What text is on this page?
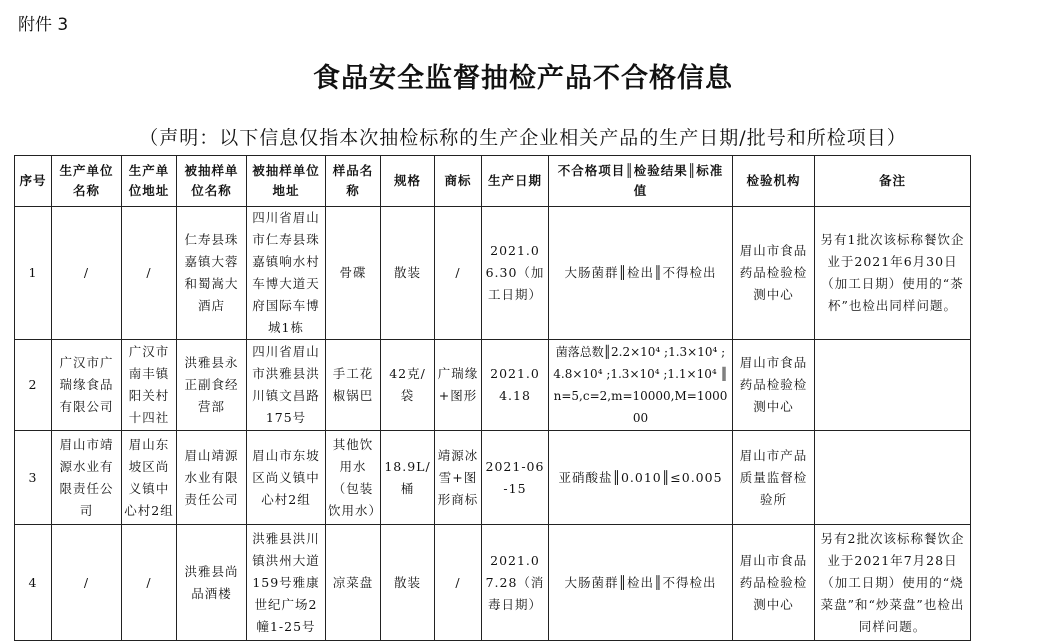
附件 3
食品安全监督抽检产品不合格信息
（声明：以下信息仅指本次抽检标称的生产企业相关产品的生产日期/批号和所检项目）
序号	生产单位名称	生产单位地址	被抽样单位名称	被抽样单位地址	样品名称	规格	商标	生产日期	不合格项目║检验结果║标准值	检验机构	备注
1	/	/	仁寿县珠嘉镇大蓉和蜀嵩大酒店	四川省眉山市仁寿县珠嘉镇响水村车博大道天府国际车博城1栋	骨碟	散装	/	2021.06.30（加工日期）	大肠菌群║检出║不得检出	眉山市食品药品检验检测中心	另有1批次该标称餐饮企业于2021年6月30日（加工日期）使用的“茶杯”也检出同样问题。
2	广汉市广瑞缘食品有限公司	广汉市南丰镇阳关村十四社	洪雅县永正副食经营部	四川省眉山市洪雅县洪川镇文昌路175号	手工花椒锅巴	42克/袋	广瑞缘+图形	2021.04.18	菌落总数║2.2×10⁴ ;1.3×10⁴ ;4.8×10⁴ ;1.3×10⁴ ;1.1×10⁴ ║ n=5,c=2,m=10000,M=100000	眉山市食品药品检验检测中心	
3	眉山市靖源水业有限责任公司	眉山东坡区尚义镇中心村2组	眉山靖源水业有限责任公司	眉山市东坡区尚义镇中心村2组	其他饮用水（包装饮用水）	18.9L/桶	靖源冰雪+图形商标	2021-06-15	亚硝酸盐║0.010║≤0.005	眉山市产品质量监督检验所	
4	/	/	洪雅县尚品酒楼	洪雅县洪川镇洪州大道159号雅康世纪广场2幢1-25号	凉菜盘	散装	/	2021.07.28（消毒日期）	大肠菌群║检出║不得检出	眉山市食品药品检验检测中心	另有2批次该标称餐饮企业于2021年7月28日（加工日期）使用的“烧菜盘”和“炒菜盘”也检出同样问题。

-- What this task involves --
Print out the lines exactly, skipping any picture.

-- Exercise solution --
What text is on this page?
附件 3
食品安全监督抽检产品不合格信息
（声明：以下信息仅指本次抽检标称的生产企业相关产品的生产日期/批号和所检项目）
序号	生产单位名称	生产单位地址	被抽样单位名称	被抽样单位地址	样品名称	规格	商标	生产日期	不合格项目║检验结果║标准值	检验机构	备注
1	/	/	仁寿县珠嘉镇大蓉和蜀嵩大酒店	四川省眉山市仁寿县珠嘉镇响水村车博大道天府国际车博城1栋	骨碟	散装	/	2021.06.30（加工日期）	大肠菌群║检出║不得检出	眉山市食品药品检验检测中心	另有1批次该标称餐饮企业于2021年6月30日（加工日期）使用的“茶杯”也检出同样问题。
2	广汉市广瑞缘食品有限公司	广汉市南丰镇阳关村十四社	洪雅县永正副食经营部	四川省眉山市洪雅县洪川镇文昌路175号	手工花椒锅巴	42克/袋	广瑞缘+图形	2021.04.18	菌落总数║2.2×10⁴ ;1.3×10⁴ ;4.8×10⁴ ;1.3×10⁴ ;1.1×10⁴ ║ n=5,c=2,m=10000,M=100000	眉山市食品药品检验检测中心	
3	眉山市靖源水业有限责任公司	眉山东坡区尚义镇中心村2组	眉山靖源水业有限责任公司	眉山市东坡区尚义镇中心村2组	其他饮用水（包装饮用水）	18.9L/桶	靖源冰雪+图形商标	2021-06-15	亚硝酸盐║0.010║≤0.005	眉山市产品质量监督检验所	
4	/	/	洪雅县尚品酒楼	洪雅县洪川镇洪州大道159号雅康世纪广场2幢1-25号	凉菜盘	散装	/	2021.07.28（消毒日期）	大肠菌群║检出║不得检出	眉山市食品药品检验检测中心	另有2批次该标称餐饮企业于2021年7月28日（加工日期）使用的“烧菜盘”和“炒菜盘”也检出同样问题。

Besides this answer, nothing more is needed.